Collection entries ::
════════════════════
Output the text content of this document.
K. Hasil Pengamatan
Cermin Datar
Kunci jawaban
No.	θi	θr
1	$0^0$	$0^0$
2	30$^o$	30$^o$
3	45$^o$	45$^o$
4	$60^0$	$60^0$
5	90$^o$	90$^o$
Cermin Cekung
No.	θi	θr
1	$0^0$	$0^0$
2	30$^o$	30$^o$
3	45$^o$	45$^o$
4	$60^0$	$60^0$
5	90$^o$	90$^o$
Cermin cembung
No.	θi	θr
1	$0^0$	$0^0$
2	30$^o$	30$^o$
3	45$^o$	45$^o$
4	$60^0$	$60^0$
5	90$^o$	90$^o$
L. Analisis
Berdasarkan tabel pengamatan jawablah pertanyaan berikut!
════════════════════
Instructions for the task :: Filter the listing above by the word "Cermin"; copy each line that passes.

Solved problem ::
Cermin Datar
Cermin Cekung
Cermin cembung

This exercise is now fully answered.